Article:
···

2022-09-15 Thread Jorge Garcia
Yes, I tried restarting them and even rebooting the mds machine. No joy. 
If I try to start ceph-mds by hand, it returns:


2022-09-15 15:21:39.848 7fc43dbd2700 -1 monclient(hunting): 
handle_auth_bad_method server allowed_methods [2] but i only support [2]

failed to fetch mon config (--no-mon-config to skip)

I found this information online, maybe something to try next:

https://docs.ceph.com/en/quincy/cephfs/recover-fs-after-mon-store-loss/

But I think maybe the mds needs to be running before that?

On 9/15/22 15:19, Wesley Dillingham wrote:
Having the quorum / monitors back up may change the MDS and RGW's 
ability to start and stay running. Have you tried just restarting the 
MDS / RGW daemons again?


Respectfully,

*Wes Dillingham*
w...@wesdillingham.com
LinkedIn 


On Thu, Sep 15, 2022 at 5:54 PM Jorge Garcia  wrote:

OK, I'll try to give more details as I remember them.

1. There was a power outage and then power came back up.

2. When the systems came back up, I did a "ceph -s" and it never
returned. Further investigation revealed that the ceph-mon
processes had
not started in any of the 3 monitors. I looked at the log files
and it
said something about:

ceph_abort_msg("Bad table magic number: expected 9863518390377041911,
found 30790637387776 in
/var/lib/ceph/mon/ceph-gi-cprv-adm-01/store.db/2886524.sst")

Looking at the internet, I found some suggestions about
troubleshooting
monitors in:

https://docs.ceph.com/en/latest/rados/troubleshooting/troubleshooting-mon/

I quickly determined that the monitors weren't running, so I found
the
section where it said "RECOVERY USING OSDS". The description made
sense:

"But what if all monitors fail at the same time? Since users are
encouraged to deploy at least three (and preferably five) monitors
in a
Ceph cluster, the chance of simultaneous failure is rare. But
unplanned
power-downs in a data center with improperly configured disk/fs
settings
could fail the underlying file system, and hence kill all the
monitors.
In this case, we can recover the monitor store with the information
stored in OSDs."

So, I did the procedure described in that section, and then made sure
the correct keys were in the keyring and restarted the processes.

WELL, I WAS REDOING ALL THESE STEPS WHILE WRITING THIS MAIL
MESSAGE, AND
NOW THE MONITORS ARE BACK! I must have missed some step in the
middle of
my panic.

# ceph -s

   cluster:
 id: ----
 health: HEALTH_WARN
 mons are allowing insecure global_id reclaim

   services:
 mon: 3 daemons, quorum host-a, host-b, host-c (age 19m)
 mgr: host-b(active, since 19m), standbys: host-a, host-c
 osd: 164 osds: 164 up (since 16m), 164 in (since 8h)

   data:
 pools:   14 pools, 2992 pgs
 objects: 91.58M objects, 290 TiB
 usage:   437 TiB used, 1.2 PiB / 1.7 PiB avail
 pgs: 2985 active+clean
  7    active+clean+scrubbing+deep

Couple of missing or strange things:

1. Missing mds
2. Missing rgw
3. New warning showing up

But overall, better than a couple hours ago. If anybody is still
reading
and has any suggestions about how to solve the 3 items above, that
would
be great! Otherwise, back to scanning the internet for ideas...

···

What to work on:
1 > Rewrite the paragraph of the Ceph thread beginning "But what if all monitors fail at the same time?" as a short bulleted list.
2 > According to the Ceph thread, what three things were missing or strange once the monitors came back?
3 > Summarize the Ceph thread in three sentences.
The data that follows has no connection to the Ceph thread.

Supplied data:

···

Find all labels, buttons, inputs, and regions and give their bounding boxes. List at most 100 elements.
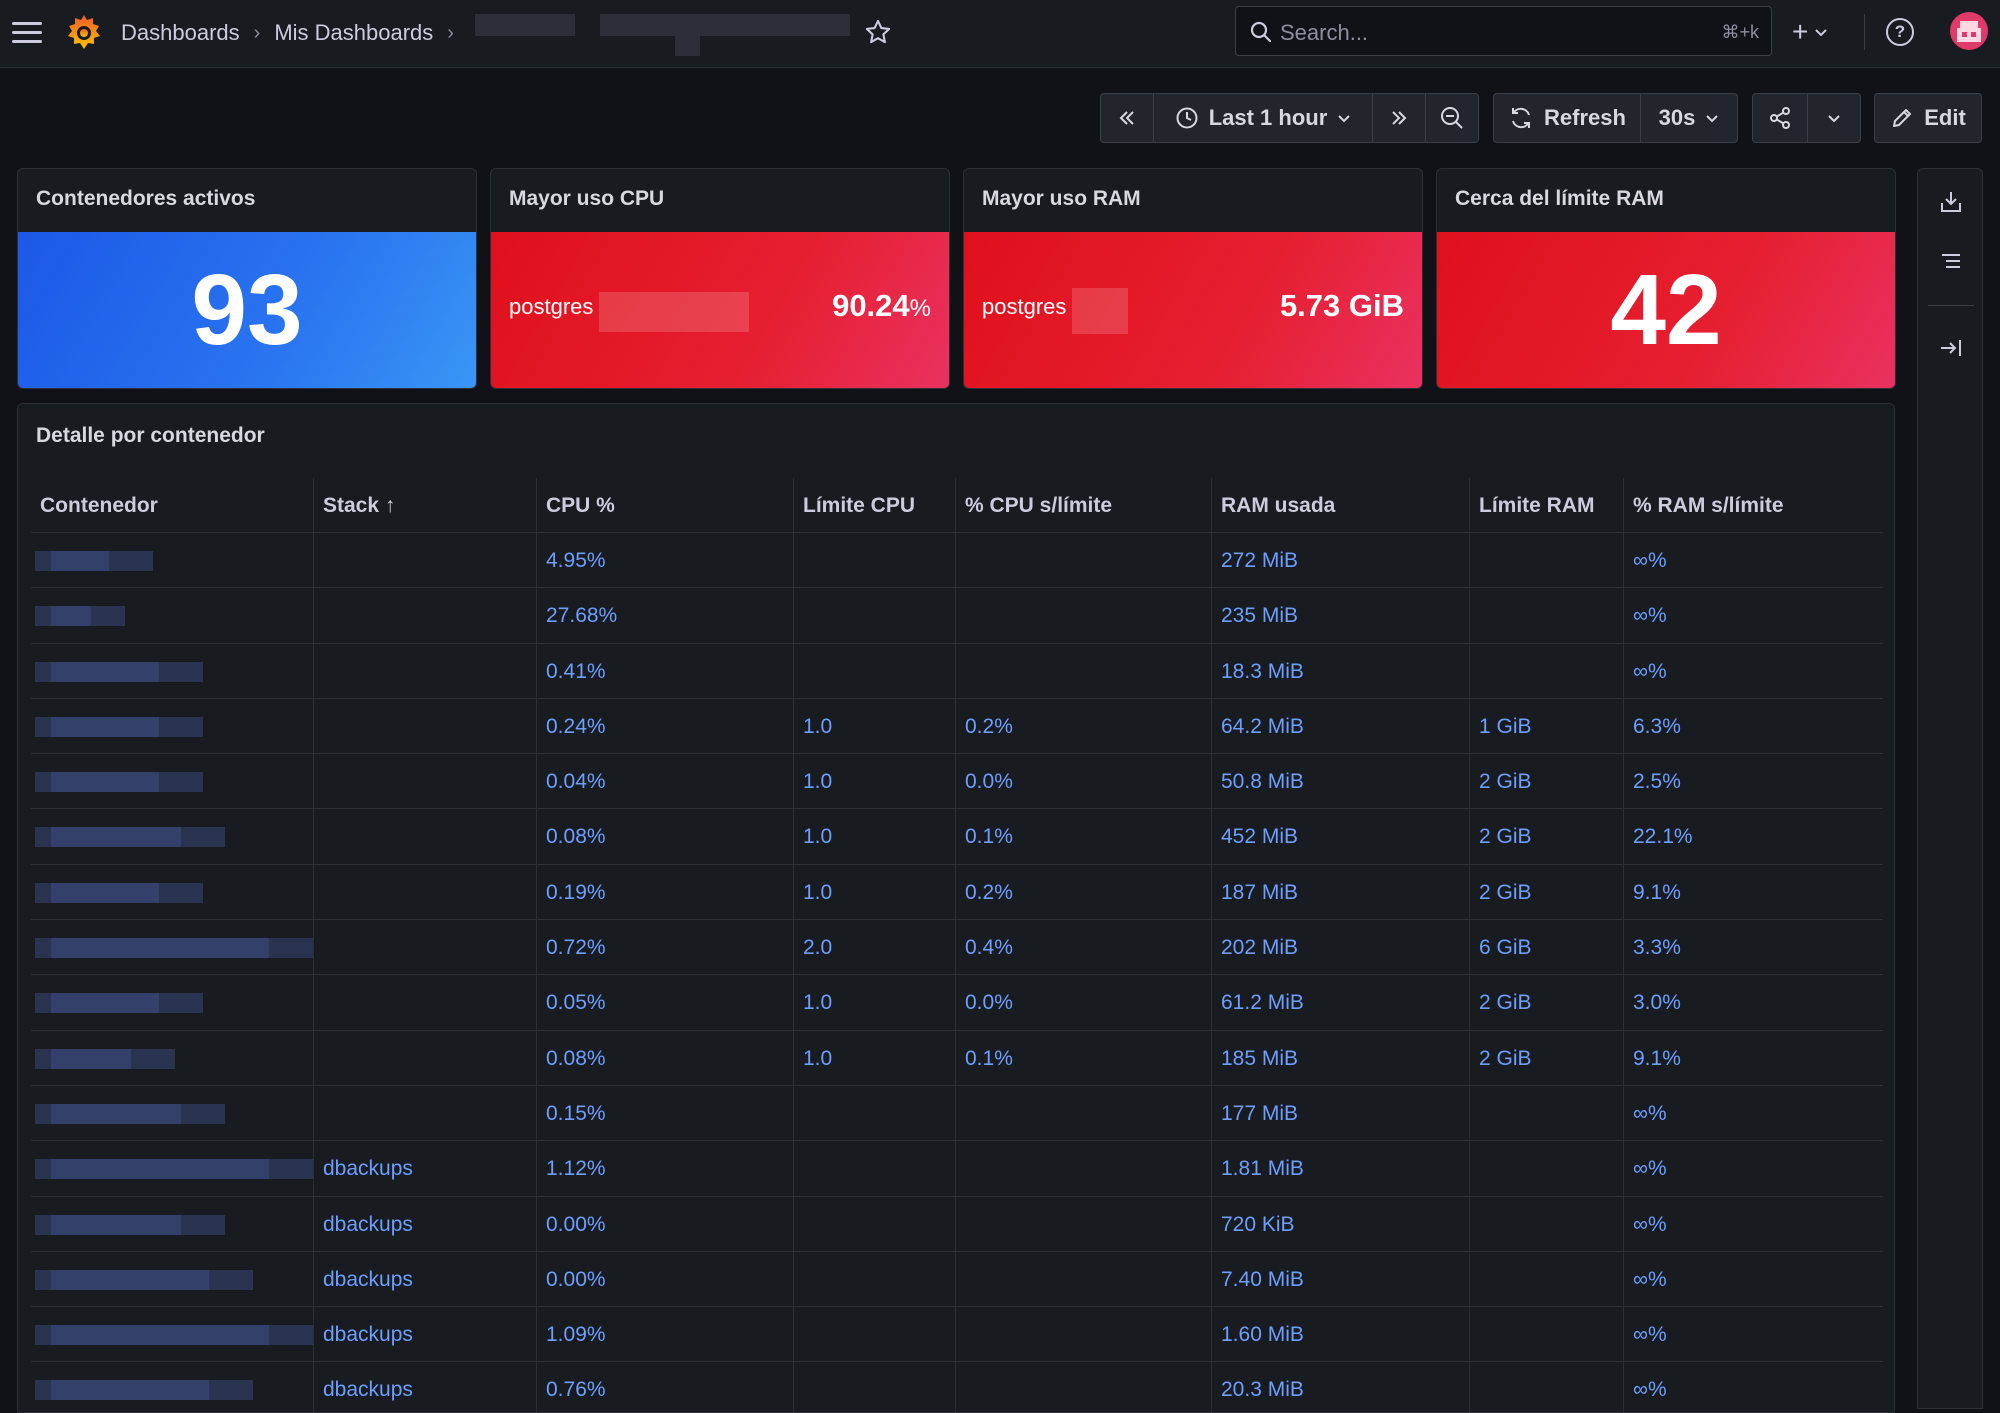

···

Responses to the tasks:
1 >
- Users are encouraged to deploy at least three, and preferably five, monitors in a Ceph cluster, so all of them failing at once is rare.
- Unplanned power-downs in a data center with improperly configured disk/fs settings could fail the underlying file system and kill all the monitors.
- In that case, the monitor store can be recovered from information stored in the OSDs.

2 > The MDS and RGW were missing, and a new warning appeared.

3 > After a power outage, the ceph-mon processes did not start on any of the three monitors, so the poster followed the "RECOVERY USING OSDS" procedure from the Ceph monitor troubleshooting documentation. While redoing those steps, the poster got the monitors back, though the MDS and RGW were still missing and a new warning showed up. A reply suggested restarting the MDS and RGW daemons, but restarting them and rebooting the MDS machine did not help, and starting ceph-mds by hand failed to fetch the mon config.